● Exercise
Show every line from the entries below that contains the string "tick", copied in full. Matching is case-sensitive.

** Start Exercise inputs **

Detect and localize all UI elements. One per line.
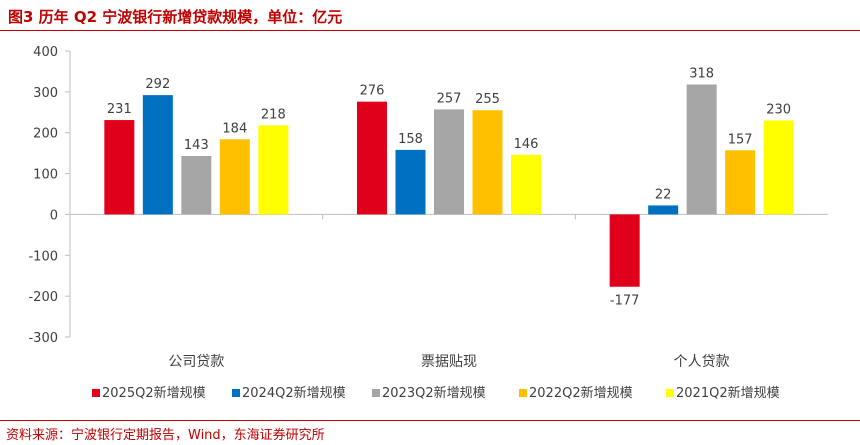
bar xyxy=(142,95,173,215)
legend-label: 2025Q2新增规模 xyxy=(102,385,206,401)
data-label: 257 xyxy=(437,91,462,106)
bar xyxy=(725,150,756,215)
bar xyxy=(104,120,135,215)
y-tick-label: -200 xyxy=(28,290,58,305)
category-label: 个人贷款 xyxy=(674,354,730,370)
data-label: 292 xyxy=(145,77,170,92)
data-label: 157 xyxy=(728,132,753,147)
y-tick-label: 100 xyxy=(33,168,58,183)
legend-label: 2024Q2新增规模 xyxy=(242,385,346,401)
bar xyxy=(472,110,503,215)
category-label: 公司贷款 xyxy=(168,354,224,370)
bar xyxy=(686,84,717,215)
legend-swatch xyxy=(666,389,674,397)
legend-swatch xyxy=(372,389,380,397)
chart-title: 图3 历年 Q2 宁波银行新增贷款规模，单位：亿元 xyxy=(8,8,343,26)
bar xyxy=(511,154,541,215)
data-label: -177 xyxy=(610,294,640,309)
bar-chart: -300 -200 -100 0 100 200 300 400 231 292 143 184 218… xyxy=(28,45,828,401)
bar xyxy=(763,120,794,215)
data-label: 146 xyxy=(514,137,539,152)
y-tick-label: 200 xyxy=(33,127,58,142)
bar xyxy=(434,109,464,215)
source-divider xyxy=(0,420,860,421)
y-tick-label: 0 xyxy=(50,208,58,223)
legend-swatch xyxy=(92,389,100,397)
bar xyxy=(219,139,250,215)
data-label: 218 xyxy=(261,107,286,122)
data-label: 158 xyxy=(398,132,423,147)
legend-swatch xyxy=(232,389,240,397)
data-label: 230 xyxy=(766,102,791,117)
bar xyxy=(648,205,679,215)
y-tick-label: -300 xyxy=(28,331,58,346)
legend-label: 2022Q2新增规模 xyxy=(529,385,633,401)
data-label: 143 xyxy=(184,138,209,153)
source-note: 资料来源：宁波银行定期报告，Wind，东海证券研究所 xyxy=(6,428,325,443)
bar xyxy=(181,156,212,215)
data-label: 184 xyxy=(222,121,247,136)
y-tick-label: -100 xyxy=(28,249,58,264)
bar xyxy=(357,101,387,215)
y-tick-label: 300 xyxy=(33,86,58,101)
title-divider xyxy=(0,30,860,31)
data-label: 22 xyxy=(655,187,672,202)
bar xyxy=(395,149,426,215)
data-label: 318 xyxy=(689,67,714,82)
bar xyxy=(258,125,289,215)
data-label: 231 xyxy=(107,102,132,117)
legend-swatch xyxy=(519,389,527,397)
y-tick-label: 400 xyxy=(33,45,58,60)
data-label: 276 xyxy=(360,84,385,99)
legend-label: 2023Q2新增规模 xyxy=(382,385,486,401)
bar xyxy=(609,214,640,287)
category-label: 票据贴现 xyxy=(421,354,477,370)
legend-label: 2021Q2新增规模 xyxy=(676,385,780,401)
data-label: 255 xyxy=(475,92,500,107)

** End Exercise inputs **

● Answer to this exercise
y-tick-label: -200 xyxy=(28,290,58,305)
y-tick-label: 100 xyxy=(33,168,58,183)
y-tick-label: 200 xyxy=(33,127,58,142)
y-tick-label: 0 xyxy=(50,208,58,223)
y-tick-label: -300 xyxy=(28,331,58,346)
y-tick-label: -100 xyxy=(28,249,58,264)
y-tick-label: 300 xyxy=(33,86,58,101)
y-tick-label: 400 xyxy=(33,45,58,60)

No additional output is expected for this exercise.